(Short exercise): Write out the records below once more, exactly as they stand.

(Provided data):
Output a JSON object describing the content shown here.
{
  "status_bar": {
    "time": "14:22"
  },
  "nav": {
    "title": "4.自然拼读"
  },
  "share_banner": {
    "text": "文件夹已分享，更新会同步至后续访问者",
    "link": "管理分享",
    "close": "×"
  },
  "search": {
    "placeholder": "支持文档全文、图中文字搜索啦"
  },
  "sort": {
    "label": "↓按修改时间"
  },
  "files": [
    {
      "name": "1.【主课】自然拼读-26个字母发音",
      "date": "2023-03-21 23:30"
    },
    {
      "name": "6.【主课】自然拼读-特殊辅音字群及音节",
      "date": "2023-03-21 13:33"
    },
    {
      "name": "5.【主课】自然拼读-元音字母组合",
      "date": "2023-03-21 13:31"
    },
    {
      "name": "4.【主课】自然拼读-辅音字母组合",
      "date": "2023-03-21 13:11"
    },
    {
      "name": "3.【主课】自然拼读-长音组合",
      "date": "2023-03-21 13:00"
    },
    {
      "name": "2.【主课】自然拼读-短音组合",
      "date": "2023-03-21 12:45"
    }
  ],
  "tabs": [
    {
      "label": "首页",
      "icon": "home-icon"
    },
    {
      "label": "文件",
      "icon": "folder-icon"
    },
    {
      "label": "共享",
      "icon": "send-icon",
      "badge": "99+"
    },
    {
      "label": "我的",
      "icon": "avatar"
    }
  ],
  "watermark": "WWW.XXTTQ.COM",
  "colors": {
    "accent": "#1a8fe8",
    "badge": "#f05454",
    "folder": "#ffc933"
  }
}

(Solution):
Output a JSON object describing the content shown here.
{
  "status_bar": {
    "time": "14:22"
  },
  "nav": {
    "title": "4.自然拼读"
  },
  "share_banner": {
    "text": "文件夹已分享，更新会同步至后续访问者",
    "link": "管理分享",
    "close": "×"
  },
  "search": {
    "placeholder": "支持文档全文、图中文字搜索啦"
  },
  "sort": {
    "label": "↓按修改时间"
  },
  "files": [
    {
      "name": "1.【主课】自然拼读-26个字母发音",
      "date": "2023-03-21 23:30"
    },
    {
      "name": "6.【主课】自然拼读-特殊辅音字群及音节",
      "date": "2023-03-21 13:33"
    },
    {
      "name": "5.【主课】自然拼读-元音字母组合",
      "date": "2023-03-21 13:31"
    },
    {
      "name": "4.【主课】自然拼读-辅音字母组合",
      "date": "2023-03-21 13:11"
    },
    {
      "name": "3.【主课】自然拼读-长音组合",
      "date": "2023-03-21 13:00"
    },
    {
      "name": "2.【主课】自然拼读-短音组合",
      "date": "2023-03-21 12:45"
    }
  ],
  "tabs": [
    {
      "label": "首页",
      "icon": "home-icon"
    },
    {
      "label": "文件",
      "icon": "folder-icon"
    },
    {
      "label": "共享",
      "icon": "send-icon",
      "badge": "99+"
    },
    {
      "label": "我的",
      "icon": "avatar"
    }
  ],
  "watermark": "WWW.XXTTQ.COM",
  "colors": {
    "accent": "#1a8fe8",
    "badge": "#f05454",
    "folder": "#ffc933"
  }
}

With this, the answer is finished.